WHAT THE EXERCISE ASKS: Pictures do not belong in the copy, so please give every entry below again exactly.

STORED DATA:
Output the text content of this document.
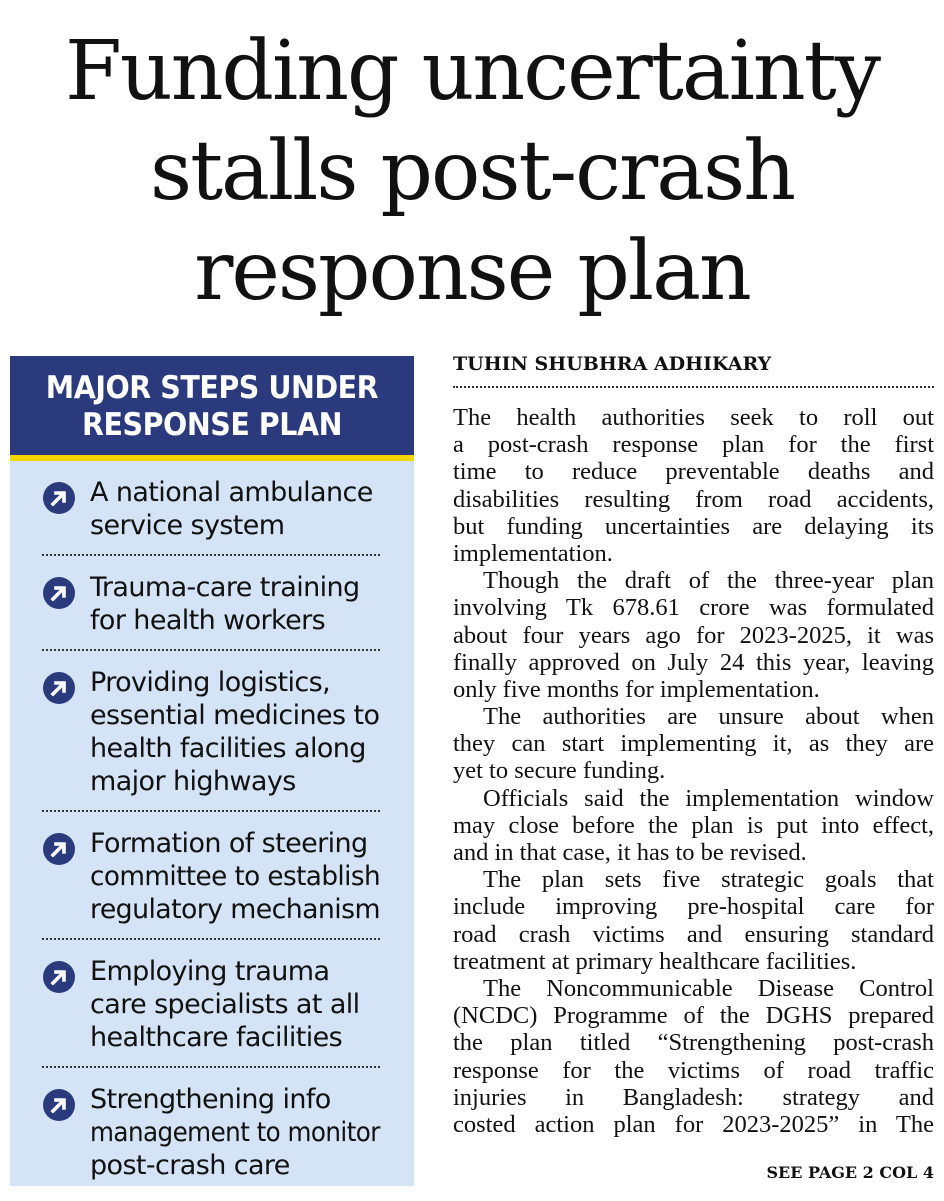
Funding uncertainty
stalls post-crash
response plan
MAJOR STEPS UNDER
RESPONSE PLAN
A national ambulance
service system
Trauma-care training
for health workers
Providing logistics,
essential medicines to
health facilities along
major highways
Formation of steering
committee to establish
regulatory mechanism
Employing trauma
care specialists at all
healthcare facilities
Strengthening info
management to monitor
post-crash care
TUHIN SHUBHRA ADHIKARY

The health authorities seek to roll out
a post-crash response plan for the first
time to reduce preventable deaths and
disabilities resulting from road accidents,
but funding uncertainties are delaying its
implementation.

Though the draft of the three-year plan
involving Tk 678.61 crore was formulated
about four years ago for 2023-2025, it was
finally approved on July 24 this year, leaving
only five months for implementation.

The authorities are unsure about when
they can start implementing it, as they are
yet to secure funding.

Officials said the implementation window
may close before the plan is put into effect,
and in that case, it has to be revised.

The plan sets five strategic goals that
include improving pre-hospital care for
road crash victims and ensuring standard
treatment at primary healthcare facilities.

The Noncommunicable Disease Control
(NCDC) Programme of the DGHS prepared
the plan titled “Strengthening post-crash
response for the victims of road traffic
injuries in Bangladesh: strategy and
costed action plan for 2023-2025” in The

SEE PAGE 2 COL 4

SOLUTION TO THE EXERCISE:
Output the text content of this document.
Funding uncertainty
stalls post-crash
response plan
MAJOR STEPS UNDER
RESPONSE PLAN
A national ambulance
service system
Trauma-care training
for health workers
Providing logistics,
essential medicines to
health facilities along
major highways
Formation of steering
committee to establish
regulatory mechanism
Employing trauma
care specialists at all
healthcare facilities
Strengthening info
management to monitor
post-crash care
TUHIN SHUBHRA ADHIKARY

The health authorities seek to roll out
a post-crash response plan for the first
time to reduce preventable deaths and
disabilities resulting from road accidents,
but funding uncertainties are delaying its
implementation.

Though the draft of the three-year plan
involving Tk 678.61 crore was formulated
about four years ago for 2023-2025, it was
finally approved on July 24 this year, leaving
only five months for implementation.

The authorities are unsure about when
they can start implementing it, as they are
yet to secure funding.

Officials said the implementation window
may close before the plan is put into effect,
and in that case, it has to be revised.

The plan sets five strategic goals that
include improving pre-hospital care for
road crash victims and ensuring standard
treatment at primary healthcare facilities.

The Noncommunicable Disease Control
(NCDC) Programme of the DGHS prepared
the plan titled “Strengthening post-crash
response for the victims of road traffic
injuries in Bangladesh: strategy and
costed action plan for 2023-2025” in The

SEE PAGE 2 COL 4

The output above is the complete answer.